TO BE DONE: Make an exact copy of the records, with the pictures left out.

DATA LINES:
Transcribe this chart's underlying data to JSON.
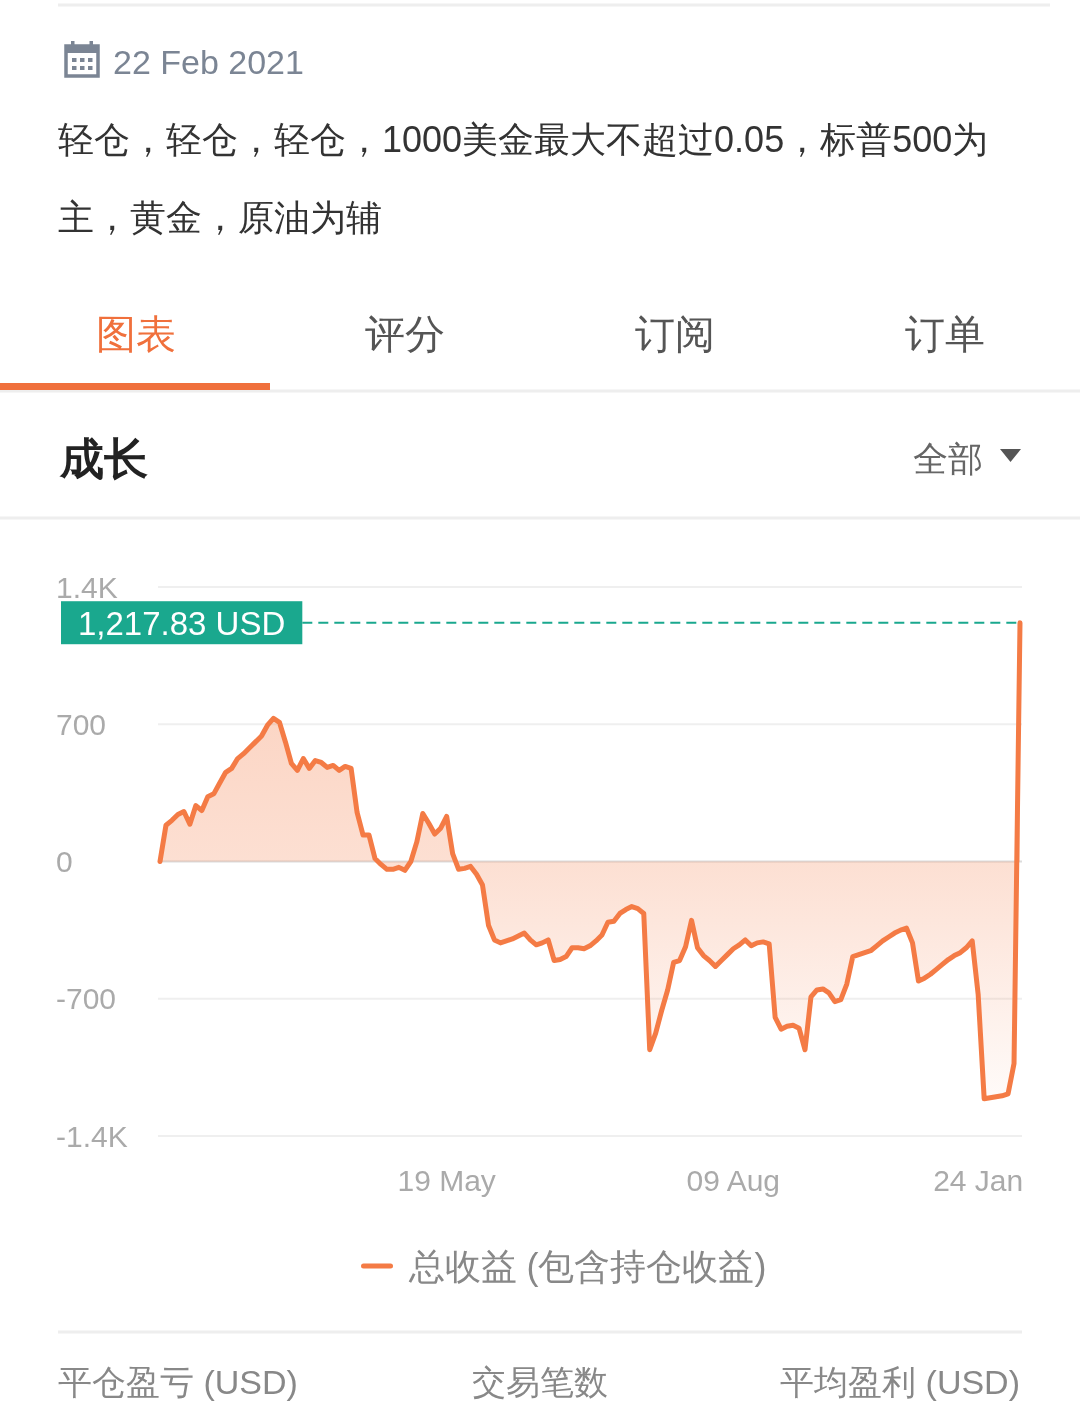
{
  "chart_data": {
    "type": "area",
    "title": "成长",
    "annotations": [
      "22 Feb 2021",
      "轻仓，轻仓，轻仓，1000美金最大不超过0.05，标普500为主，黄金，原油为辅",
      "图表",
      "评分",
      "订阅",
      "订单",
      "全部",
      "平仓盈亏 (USD)",
      "交易笔数",
      "平均盈利 (USD)"
    ],
    "categories": [
      null,
      null,
      null,
      null,
      null,
      null,
      null,
      null,
      null,
      null,
      null,
      null,
      null,
      null,
      null,
      null,
      null,
      null,
      null,
      null,
      null,
      null,
      null,
      null,
      null,
      null,
      null,
      null,
      null,
      null,
      null,
      null,
      null,
      null,
      null,
      null,
      null,
      null,
      null,
      null,
      null,
      null,
      null,
      null,
      null,
      null,
      null,
      null,
      "19 May",
      null,
      null,
      null,
      null,
      null,
      null,
      null,
      null,
      null,
      null,
      null,
      null,
      null,
      null,
      null,
      null,
      null,
      null,
      null,
      null,
      null,
      null,
      null,
      null,
      null,
      null,
      null,
      null,
      null,
      null,
      null,
      null,
      null,
      null,
      null,
      null,
      null,
      null,
      null,
      null,
      null,
      null,
      null,
      null,
      null,
      null,
      null,
      "09 Aug",
      null,
      null,
      null,
      null,
      null,
      null,
      null,
      null,
      null,
      null,
      null,
      null,
      null,
      null,
      null,
      null,
      null,
      null,
      null,
      null,
      null,
      null,
      null,
      null,
      null,
      null,
      null,
      null,
      null,
      null,
      null,
      null,
      null,
      null,
      null,
      null,
      null,
      null,
      null,
      null,
      "24 Jan",
      null,
      null,
      null,
      null,
      null,
      null,
      null
    ],
    "series": [
      {
        "name": "总收益 (包含持仓收益)",
        "color": "#f47b45",
        "values": [
          0,
          185,
          210,
          240,
          255,
          190,
          285,
          260,
          330,
          345,
          400,
          455,
          475,
          525,
          550,
          580,
          610,
          640,
          695,
          730,
          710,
          610,
          500,
          465,
          525,
          475,
          515,
          505,
          480,
          490,
          465,
          485,
          475,
          250,
          135,
          135,
          15,
          -15,
          -40,
          -40,
          -30,
          -45,
          0,
          100,
          245,
          195,
          140,
          170,
          230,
          40,
          -40,
          -35,
          -25,
          -65,
          -120,
          -325,
          -400,
          -415,
          -405,
          -395,
          -380,
          -365,
          -400,
          -425,
          -415,
          -400,
          -505,
          -500,
          -485,
          -440,
          -440,
          -445,
          -430,
          -405,
          -375,
          -310,
          -305,
          -265,
          -245,
          -230,
          -240,
          -265,
          -960,
          -875,
          -760,
          -655,
          -515,
          -505,
          -435,
          -300,
          -440,
          -480,
          -505,
          -535,
          -505,
          -475,
          -445,
          -425,
          -400,
          -430,
          -415,
          -410,
          -420,
          -795,
          -855,
          -840,
          -835,
          -850,
          -960,
          -690,
          -655,
          -650,
          -670,
          -715,
          -705,
          -625,
          -485,
          -475,
          -465,
          -455,
          -430,
          -405,
          -385,
          -365,
          -350,
          -340,
          -415,
          -610,
          -595,
          -575,
          -550,
          -525,
          -500,
          -480,
          -465,
          -440,
          -405,
          -680,
          -1210,
          -1205,
          -1200,
          -1195,
          -1185,
          -1030,
          1217.83
        ]
      }
    ],
    "ylim": [
      -1400,
      1400
    ],
    "yticks": [
      {
        "value": 1400,
        "label": "1.4K"
      },
      700,
      0,
      -700,
      {
        "value": -1400,
        "label": "-1.4K"
      }
    ],
    "grid": "y",
    "legend": "bottom",
    "ref_lines": [
      {
        "axis": "y",
        "value": 1217.83,
        "label": "1,217.83 USD",
        "color": "#1aa88e",
        "line_style": "dashed"
      }
    ]
  }
}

RESULT OF THIS TASK:
Transcribe this chart's underlying data to JSON.
{
  "chart_data": {
    "type": "area",
    "title": "成长",
    "annotations": [
      "22 Feb 2021",
      "轻仓，轻仓，轻仓，1000美金最大不超过0.05，标普500为主，黄金，原油为辅",
      "图表",
      "评分",
      "订阅",
      "订单",
      "全部",
      "平仓盈亏 (USD)",
      "交易笔数",
      "平均盈利 (USD)"
    ],
    "categories": [
      null,
      null,
      null,
      null,
      null,
      null,
      null,
      null,
      null,
      null,
      null,
      null,
      null,
      null,
      null,
      null,
      null,
      null,
      null,
      null,
      null,
      null,
      null,
      null,
      null,
      null,
      null,
      null,
      null,
      null,
      null,
      null,
      null,
      null,
      null,
      null,
      null,
      null,
      null,
      null,
      null,
      null,
      null,
      null,
      null,
      null,
      null,
      null,
      "19 May",
      null,
      null,
      null,
      null,
      null,
      null,
      null,
      null,
      null,
      null,
      null,
      null,
      null,
      null,
      null,
      null,
      null,
      null,
      null,
      null,
      null,
      null,
      null,
      null,
      null,
      null,
      null,
      null,
      null,
      null,
      null,
      null,
      null,
      null,
      null,
      null,
      null,
      null,
      null,
      null,
      null,
      null,
      null,
      null,
      null,
      null,
      null,
      "09 Aug",
      null,
      null,
      null,
      null,
      null,
      null,
      null,
      null,
      null,
      null,
      null,
      null,
      null,
      null,
      null,
      null,
      null,
      null,
      null,
      null,
      null,
      null,
      null,
      null,
      null,
      null,
      null,
      null,
      null,
      null,
      null,
      null,
      null,
      null,
      null,
      null,
      null,
      null,
      null,
      null,
      "24 Jan",
      null,
      null,
      null,
      null,
      null,
      null,
      null
    ],
    "series": [
      {
        "name": "总收益 (包含持仓收益)",
        "color": "#f47b45",
        "values": [
          0,
          185,
          210,
          240,
          255,
          190,
          285,
          260,
          330,
          345,
          400,
          455,
          475,
          525,
          550,
          580,
          610,
          640,
          695,
          730,
          710,
          610,
          500,
          465,
          525,
          475,
          515,
          505,
          480,
          490,
          465,
          485,
          475,
          250,
          135,
          135,
          15,
          -15,
          -40,
          -40,
          -30,
          -45,
          0,
          100,
          245,
          195,
          140,
          170,
          230,
          40,
          -40,
          -35,
          -25,
          -65,
          -120,
          -325,
          -400,
          -415,
          -405,
          -395,
          -380,
          -365,
          -400,
          -425,
          -415,
          -400,
          -505,
          -500,
          -485,
          -440,
          -440,
          -445,
          -430,
          -405,
          -375,
          -310,
          -305,
          -265,
          -245,
          -230,
          -240,
          -265,
          -960,
          -875,
          -760,
          -655,
          -515,
          -505,
          -435,
          -300,
          -440,
          -480,
          -505,
          -535,
          -505,
          -475,
          -445,
          -425,
          -400,
          -430,
          -415,
          -410,
          -420,
          -795,
          -855,
          -840,
          -835,
          -850,
          -960,
          -690,
          -655,
          -650,
          -670,
          -715,
          -705,
          -625,
          -485,
          -475,
          -465,
          -455,
          -430,
          -405,
          -385,
          -365,
          -350,
          -340,
          -415,
          -610,
          -595,
          -575,
          -550,
          -525,
          -500,
          -480,
          -465,
          -440,
          -405,
          -680,
          -1210,
          -1205,
          -1200,
          -1195,
          -1185,
          -1030,
          1217.83
        ]
      }
    ],
    "ylim": [
      -1400,
      1400
    ],
    "yticks": [
      {
        "value": 1400,
        "label": "1.4K"
      },
      700,
      0,
      -700,
      {
        "value": -1400,
        "label": "-1.4K"
      }
    ],
    "grid": "y",
    "legend": "bottom",
    "ref_lines": [
      {
        "axis": "y",
        "value": 1217.83,
        "label": "1,217.83 USD",
        "color": "#1aa88e",
        "line_style": "dashed"
      }
    ]
  }
}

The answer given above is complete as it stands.